Scan the data below. Pull out each line where "name" occurs.

Entries with figure data

......

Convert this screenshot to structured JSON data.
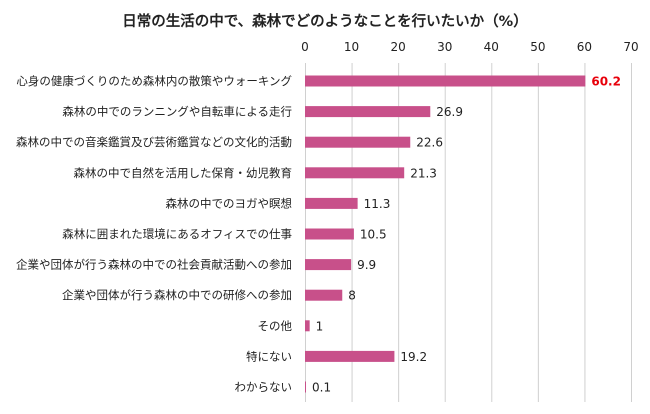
{
  "chart_data": {
    "type": "bar",
    "orientation": "horizontal",
    "title": "日常の生活の中で、森林でどのようなことを行いたいか（%）",
    "xlim": [
      0,
      70
    ],
    "xticks": [
      0,
      10,
      20,
      30,
      40,
      50,
      60,
      70
    ],
    "grid": true,
    "bar_color": "#c8508a",
    "highlight_color": "#e8000b",
    "highlight_index": 0,
    "categories": [
      "心身の健康づくりのため森林内の散策やウォーキング",
      "森林の中でのランニングや自転車による走行",
      "森林の中での音楽鑑賞及び芸術鑑賞などの文化的活動",
      "森林の中で自然を活用した保育・幼児教育",
      "森林の中でのヨガや瞑想",
      "森林に囲まれた環境にあるオフィスでの仕事",
      "企業や団体が行う森林の中での社会貢献活動への参加",
      "企業や団体が行う森林の中での研修への参加",
      "その他",
      "特にない",
      "わからない"
    ],
    "values": [
      60.2,
      26.9,
      22.6,
      21.3,
      11.3,
      10.5,
      9.9,
      8,
      1,
      19.2,
      0.1
    ],
    "value_labels": [
      "60.2",
      "26.9",
      "22.6",
      "21.3",
      "11.3",
      "10.5",
      "9.9",
      "8",
      "1",
      "19.2",
      "0.1"
    ]
  }
}
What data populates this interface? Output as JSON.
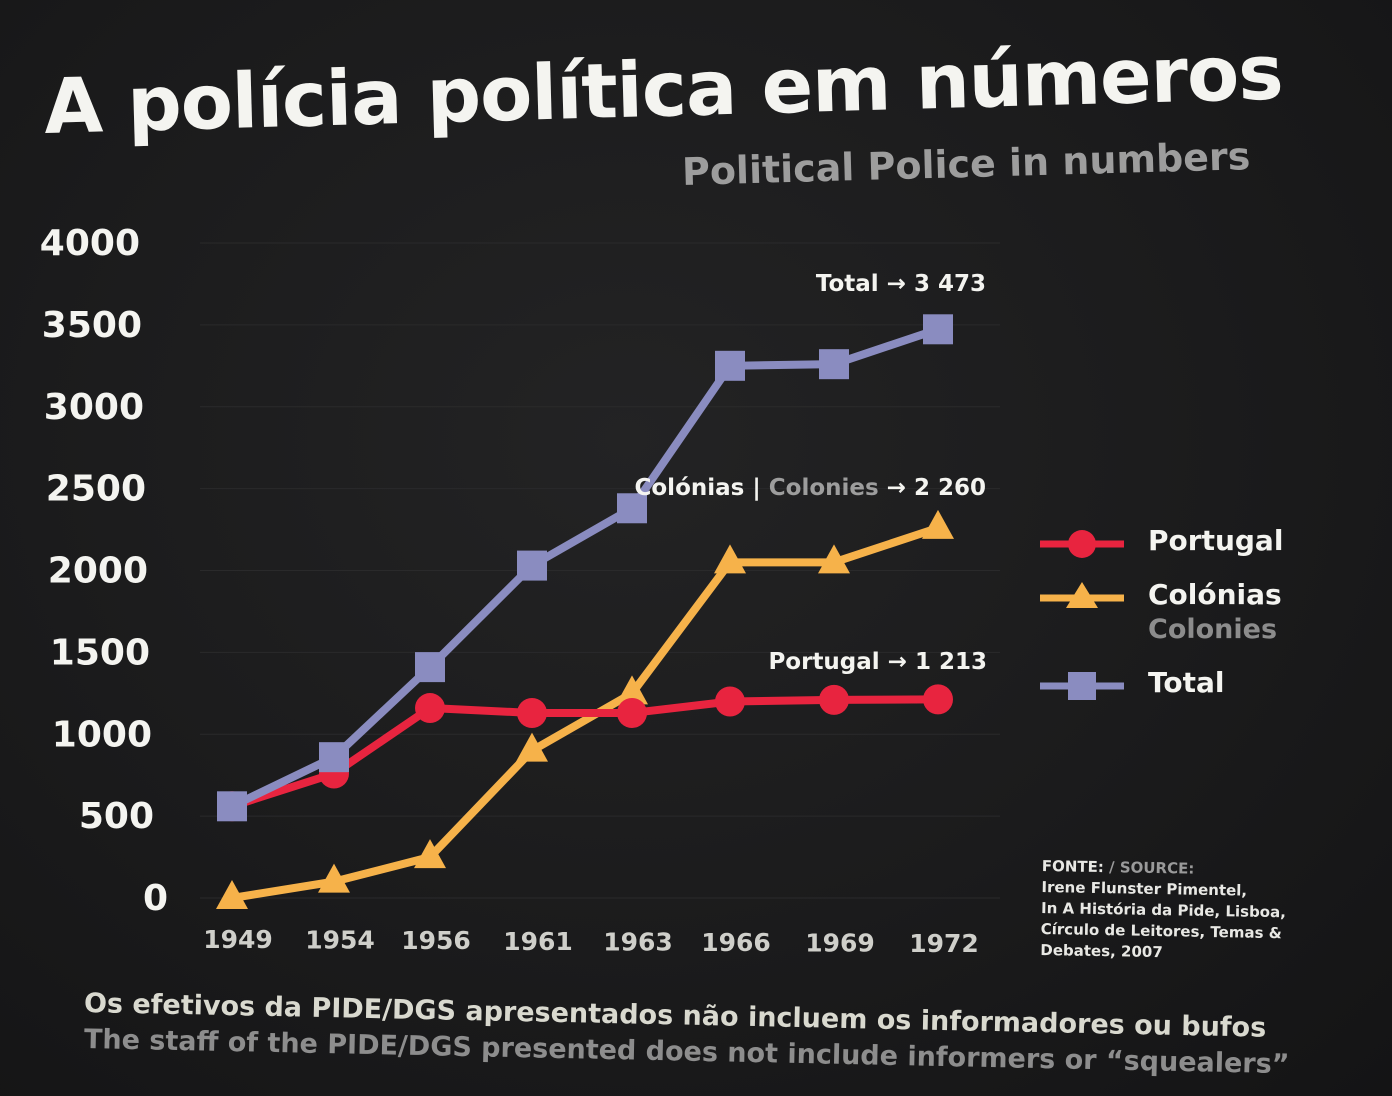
{
  "title": "A polícia política em números",
  "subtitle": "Political Police in numbers",
  "colors": {
    "portugal": "#e8243f",
    "colonias": "#f6b24a",
    "total": "#8a8cc0",
    "background": "#1a1a1b"
  },
  "chart_data": {
    "type": "line",
    "title": "A polícia política em números",
    "categories": [
      "1949",
      "1954",
      "1956",
      "1961",
      "1963",
      "1966",
      "1969",
      "1972"
    ],
    "y_ticks": [
      "0",
      "500",
      "1000",
      "1500",
      "2000",
      "2500",
      "3000",
      "3500",
      "4000"
    ],
    "ylim": [
      0,
      4000
    ],
    "series": [
      {
        "name": "Portugal",
        "marker": "circle",
        "values": [
          560,
          760,
          1160,
          1130,
          1130,
          1200,
          1210,
          1213
        ]
      },
      {
        "name": "Colónias",
        "marker": "triangle",
        "values": [
          0,
          100,
          250,
          900,
          1250,
          2050,
          2050,
          2260
        ]
      },
      {
        "name": "Total",
        "marker": "square",
        "values": [
          560,
          860,
          1410,
          2030,
          2380,
          3250,
          3260,
          3473
        ]
      }
    ],
    "annotations": {
      "total": {
        "label": "Total",
        "arrow": "→",
        "value": "3 473"
      },
      "colonias": {
        "label_pt": "Colónias",
        "separator": "|",
        "label_en": "Colonies",
        "arrow": "→",
        "value": "2 260"
      },
      "portugal": {
        "label": "Portugal",
        "arrow": "→",
        "value": "1 213"
      }
    }
  },
  "legend": {
    "portugal": "Portugal",
    "colonias": "Colónias",
    "colonias_en": "Colonies",
    "total": "Total"
  },
  "source": {
    "label_pt": "FONTE:",
    "label_en": "/ SOURCE:",
    "line1": "Irene Flunster Pimentel,",
    "line2": "In A História da Pide, Lisboa,",
    "line3": "Círculo de Leitores, Temas &",
    "line4": "Debates, 2007"
  },
  "note": {
    "pt": "Os efetivos da PIDE/DGS apresentados não incluem os informadores ou bufos",
    "en": "The staff of the PIDE/DGS presented does not include informers or “squealers”"
  }
}
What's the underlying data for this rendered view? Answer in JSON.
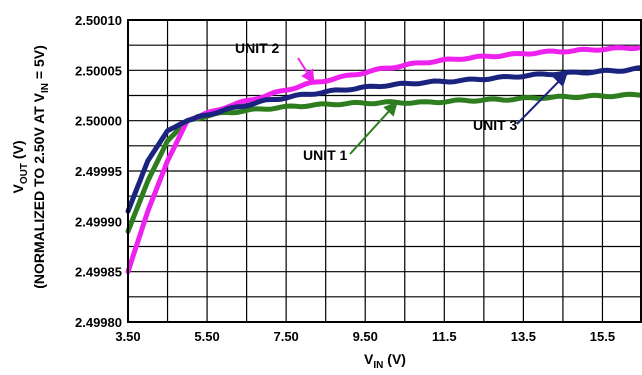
{
  "chart_data": {
    "type": "line",
    "xlim": [
      3.5,
      16.5
    ],
    "ylim": [
      2.4998,
      2.5001
    ],
    "x_ticks": [
      3.5,
      5.5,
      7.5,
      9.5,
      11.5,
      13.5,
      15.5
    ],
    "x_tick_labels": [
      "3.50",
      "5.50",
      "7.50",
      "9.50",
      "11.5",
      "13.5",
      "15.5"
    ],
    "y_ticks": [
      2.4998,
      2.49985,
      2.4999,
      2.49995,
      2.5,
      2.50005,
      2.5001
    ],
    "y_tick_labels": [
      "2.49980",
      "2.49985",
      "2.49990",
      "2.49995",
      "2.50000",
      "2.50005",
      "2.50010"
    ],
    "xlabel": {
      "main": "V",
      "sub": "IN",
      "unit": " (V)"
    },
    "ylabel": {
      "line1_main": "V",
      "line1_sub": "OUT",
      "line1_unit": " (V)",
      "line2_pre": "(NORMALIZED TO 2.50V AT V",
      "line2_sub": "IN",
      "line2_post": " = 5V)"
    },
    "grid": true,
    "series": [
      {
        "name": "UNIT 1",
        "color": "#2e7d1e",
        "x": [
          3.5,
          4.0,
          4.5,
          5.0,
          5.5,
          6.0,
          7.0,
          8.0,
          9.0,
          10.0,
          11.0,
          12.0,
          13.0,
          14.0,
          15.0,
          16.0,
          16.5
        ],
        "y": [
          2.49989,
          2.49994,
          2.49998,
          2.5,
          2.500005,
          2.500008,
          2.500012,
          2.500015,
          2.500017,
          2.500018,
          2.500018,
          2.50002,
          2.500021,
          2.500023,
          2.500024,
          2.500025,
          2.500026
        ]
      },
      {
        "name": "UNIT 2",
        "color": "#ee22ee",
        "x": [
          3.5,
          4.0,
          4.5,
          5.0,
          5.5,
          6.0,
          7.0,
          8.0,
          9.0,
          10.0,
          11.0,
          12.0,
          13.0,
          14.0,
          15.0,
          16.0,
          16.5
        ],
        "y": [
          2.49985,
          2.49991,
          2.49996,
          2.5,
          2.500007,
          2.500014,
          2.500025,
          2.500036,
          2.500044,
          2.500052,
          2.500058,
          2.500062,
          2.500065,
          2.500068,
          2.50007,
          2.500072,
          2.500073
        ]
      },
      {
        "name": "UNIT 3",
        "color": "#1a237e",
        "x": [
          3.5,
          4.0,
          4.5,
          5.0,
          5.5,
          6.0,
          7.0,
          8.0,
          9.0,
          10.0,
          11.0,
          12.0,
          13.0,
          14.0,
          15.0,
          16.0,
          16.5
        ],
        "y": [
          2.49991,
          2.49996,
          2.49999,
          2.5,
          2.500006,
          2.500011,
          2.50002,
          2.500026,
          2.500031,
          2.500035,
          2.500038,
          2.50004,
          2.500043,
          2.500046,
          2.500048,
          2.50005,
          2.500052
        ]
      }
    ],
    "annotations": [
      {
        "text": "UNIT 2",
        "series": "UNIT 2",
        "arrow_to_x": 8.2
      },
      {
        "text": "UNIT 1",
        "series": "UNIT 1",
        "arrow_to_x": 10.3
      },
      {
        "text": "UNIT 3",
        "series": "UNIT 3",
        "arrow_to_x": 14.6
      }
    ]
  }
}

......

### RESPONSE TO THE EXERCISE:
        "name": "Portugal",
        "name": "Colónias",
        "name": "Total",
        "name": "UNIT 1",
        "name": "UNIT 2",
        "name": "UNIT 3",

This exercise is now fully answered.